## Direction
Rewrite the lines from the line with "compass-east-label: В <box>90" to the line with "tv-icon <box>478 214 490 280</box>", substituting "low-table-icon" for "coffee-table-icon" and leaving all else unchanged; give only those lines.

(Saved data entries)
☆ ☆ ☆ ☆ ☆ ☆ ☆
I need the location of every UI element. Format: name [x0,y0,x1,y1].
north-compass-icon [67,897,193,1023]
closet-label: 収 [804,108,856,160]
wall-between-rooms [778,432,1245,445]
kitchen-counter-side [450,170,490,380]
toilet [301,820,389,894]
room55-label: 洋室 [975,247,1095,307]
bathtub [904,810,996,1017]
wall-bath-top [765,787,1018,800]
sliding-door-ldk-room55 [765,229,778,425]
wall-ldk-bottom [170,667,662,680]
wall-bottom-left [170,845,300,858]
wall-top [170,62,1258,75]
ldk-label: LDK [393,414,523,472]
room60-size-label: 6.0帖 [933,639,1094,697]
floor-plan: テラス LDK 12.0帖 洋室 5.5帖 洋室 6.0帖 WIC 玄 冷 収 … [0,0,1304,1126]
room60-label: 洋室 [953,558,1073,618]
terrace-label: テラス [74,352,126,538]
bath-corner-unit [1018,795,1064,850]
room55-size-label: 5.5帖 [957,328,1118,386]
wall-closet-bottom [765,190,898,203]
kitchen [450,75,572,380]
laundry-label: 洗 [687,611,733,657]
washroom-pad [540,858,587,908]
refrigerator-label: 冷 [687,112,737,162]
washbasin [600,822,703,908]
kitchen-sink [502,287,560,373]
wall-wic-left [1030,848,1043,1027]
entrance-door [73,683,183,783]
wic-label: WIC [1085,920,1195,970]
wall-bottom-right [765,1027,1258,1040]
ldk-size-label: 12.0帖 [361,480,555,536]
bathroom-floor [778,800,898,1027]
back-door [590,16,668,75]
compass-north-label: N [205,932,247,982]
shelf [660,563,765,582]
☆ ☆ ☆ ☆ ☆ ☆ ☆
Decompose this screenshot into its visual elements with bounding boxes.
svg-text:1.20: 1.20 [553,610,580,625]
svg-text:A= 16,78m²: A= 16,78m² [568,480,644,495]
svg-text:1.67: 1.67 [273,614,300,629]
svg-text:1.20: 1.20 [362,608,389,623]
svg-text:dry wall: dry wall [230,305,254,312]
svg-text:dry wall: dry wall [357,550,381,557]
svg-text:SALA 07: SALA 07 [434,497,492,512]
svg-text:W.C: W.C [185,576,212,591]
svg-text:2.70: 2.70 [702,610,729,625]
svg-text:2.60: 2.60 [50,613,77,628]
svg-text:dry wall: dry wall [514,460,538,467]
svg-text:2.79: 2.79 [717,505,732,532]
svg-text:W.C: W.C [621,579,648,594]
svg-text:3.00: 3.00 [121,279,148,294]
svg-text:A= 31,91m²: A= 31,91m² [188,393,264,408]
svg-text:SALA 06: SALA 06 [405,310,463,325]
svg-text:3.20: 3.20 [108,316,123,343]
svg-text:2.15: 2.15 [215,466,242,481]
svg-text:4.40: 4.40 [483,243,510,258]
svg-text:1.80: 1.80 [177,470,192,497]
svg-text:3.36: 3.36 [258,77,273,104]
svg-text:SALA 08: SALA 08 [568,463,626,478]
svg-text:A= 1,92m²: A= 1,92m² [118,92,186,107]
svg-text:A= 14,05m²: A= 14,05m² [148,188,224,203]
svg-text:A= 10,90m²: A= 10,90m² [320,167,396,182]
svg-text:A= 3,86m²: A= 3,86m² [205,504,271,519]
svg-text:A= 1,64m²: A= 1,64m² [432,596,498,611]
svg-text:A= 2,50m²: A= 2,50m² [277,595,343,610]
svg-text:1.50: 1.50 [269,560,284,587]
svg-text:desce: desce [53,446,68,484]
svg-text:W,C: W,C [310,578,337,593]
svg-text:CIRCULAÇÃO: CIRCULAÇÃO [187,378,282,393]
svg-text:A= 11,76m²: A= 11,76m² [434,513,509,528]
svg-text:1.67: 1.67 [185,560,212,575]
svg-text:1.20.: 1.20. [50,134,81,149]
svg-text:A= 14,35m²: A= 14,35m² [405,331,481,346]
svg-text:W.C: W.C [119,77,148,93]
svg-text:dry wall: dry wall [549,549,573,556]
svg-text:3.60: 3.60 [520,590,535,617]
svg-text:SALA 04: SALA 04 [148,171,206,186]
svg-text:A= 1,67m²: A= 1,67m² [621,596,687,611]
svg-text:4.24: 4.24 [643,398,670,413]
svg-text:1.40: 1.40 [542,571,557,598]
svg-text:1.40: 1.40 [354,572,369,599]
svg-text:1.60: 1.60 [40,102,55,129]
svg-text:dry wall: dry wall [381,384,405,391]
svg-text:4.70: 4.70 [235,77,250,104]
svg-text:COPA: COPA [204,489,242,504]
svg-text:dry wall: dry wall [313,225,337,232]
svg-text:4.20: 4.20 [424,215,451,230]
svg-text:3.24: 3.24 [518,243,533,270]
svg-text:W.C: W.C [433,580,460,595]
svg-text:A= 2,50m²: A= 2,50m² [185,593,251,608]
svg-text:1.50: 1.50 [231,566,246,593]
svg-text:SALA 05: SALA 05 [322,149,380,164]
☆ ☆ ☆ ☆ ☆ ☆ ☆
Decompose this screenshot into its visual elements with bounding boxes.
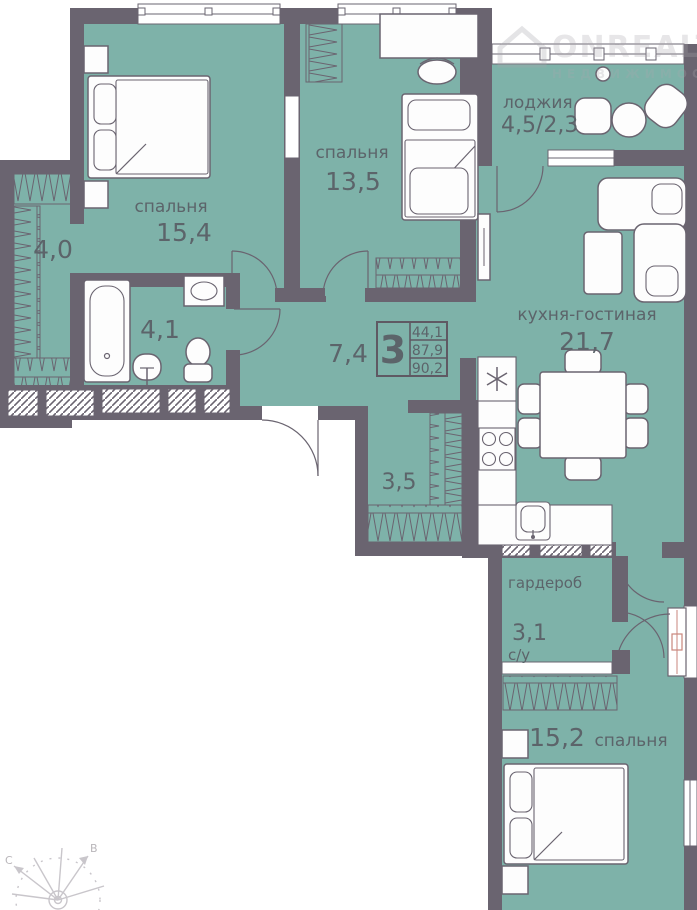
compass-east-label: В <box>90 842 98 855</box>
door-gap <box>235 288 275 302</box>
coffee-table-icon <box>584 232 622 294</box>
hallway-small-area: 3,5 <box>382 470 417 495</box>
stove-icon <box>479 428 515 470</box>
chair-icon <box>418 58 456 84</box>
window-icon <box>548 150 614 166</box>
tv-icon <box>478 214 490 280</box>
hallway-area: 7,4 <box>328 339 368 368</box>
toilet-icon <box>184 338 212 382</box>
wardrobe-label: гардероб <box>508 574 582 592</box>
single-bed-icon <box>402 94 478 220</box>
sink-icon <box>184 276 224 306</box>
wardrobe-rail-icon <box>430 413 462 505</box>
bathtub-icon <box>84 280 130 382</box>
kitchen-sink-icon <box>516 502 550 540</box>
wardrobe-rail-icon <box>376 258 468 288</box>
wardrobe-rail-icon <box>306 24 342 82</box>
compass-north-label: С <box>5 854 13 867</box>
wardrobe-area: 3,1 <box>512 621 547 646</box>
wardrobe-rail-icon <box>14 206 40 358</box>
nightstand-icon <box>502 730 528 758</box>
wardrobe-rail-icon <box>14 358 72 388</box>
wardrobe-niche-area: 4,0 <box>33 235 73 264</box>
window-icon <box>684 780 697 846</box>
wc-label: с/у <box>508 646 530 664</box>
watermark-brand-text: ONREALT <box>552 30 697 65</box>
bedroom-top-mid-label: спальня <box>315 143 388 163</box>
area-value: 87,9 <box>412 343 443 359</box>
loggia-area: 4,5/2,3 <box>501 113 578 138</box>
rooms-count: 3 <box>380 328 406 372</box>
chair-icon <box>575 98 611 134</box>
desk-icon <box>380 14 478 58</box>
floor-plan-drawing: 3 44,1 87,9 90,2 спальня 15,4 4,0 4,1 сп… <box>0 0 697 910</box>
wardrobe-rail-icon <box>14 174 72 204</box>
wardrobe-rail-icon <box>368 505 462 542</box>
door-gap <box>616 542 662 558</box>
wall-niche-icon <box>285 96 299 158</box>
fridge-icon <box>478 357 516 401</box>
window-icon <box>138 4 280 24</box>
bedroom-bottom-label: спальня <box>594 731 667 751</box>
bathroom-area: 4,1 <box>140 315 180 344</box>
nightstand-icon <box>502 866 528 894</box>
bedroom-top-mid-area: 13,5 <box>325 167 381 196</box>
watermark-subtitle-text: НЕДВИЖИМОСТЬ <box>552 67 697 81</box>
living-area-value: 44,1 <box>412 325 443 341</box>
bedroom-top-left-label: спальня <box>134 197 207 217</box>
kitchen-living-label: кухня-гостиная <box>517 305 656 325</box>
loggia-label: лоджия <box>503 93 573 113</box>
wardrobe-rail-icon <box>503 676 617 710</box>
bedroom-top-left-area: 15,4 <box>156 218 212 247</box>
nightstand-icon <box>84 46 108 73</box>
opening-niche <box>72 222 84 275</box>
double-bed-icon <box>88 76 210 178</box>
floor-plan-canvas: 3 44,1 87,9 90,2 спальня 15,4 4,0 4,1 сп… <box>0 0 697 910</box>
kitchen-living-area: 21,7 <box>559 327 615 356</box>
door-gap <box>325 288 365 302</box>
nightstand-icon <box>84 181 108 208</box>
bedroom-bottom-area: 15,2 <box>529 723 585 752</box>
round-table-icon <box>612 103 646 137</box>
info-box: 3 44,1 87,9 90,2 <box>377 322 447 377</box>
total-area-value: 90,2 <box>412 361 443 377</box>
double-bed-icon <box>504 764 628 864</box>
☆ ☆ ☆ ☆ ☆ ☆ ☆
## Answer below
compass-east-label: В <box>90 842 98 855</box>
door-gap <box>235 288 275 302</box>
low-table-icon <box>584 232 622 294</box>
hallway-small-area: 3,5 <box>382 470 417 495</box>
stove-icon <box>479 428 515 470</box>
chair-icon <box>418 58 456 84</box>
window-icon <box>548 150 614 166</box>
tv-icon <box>478 214 490 280</box>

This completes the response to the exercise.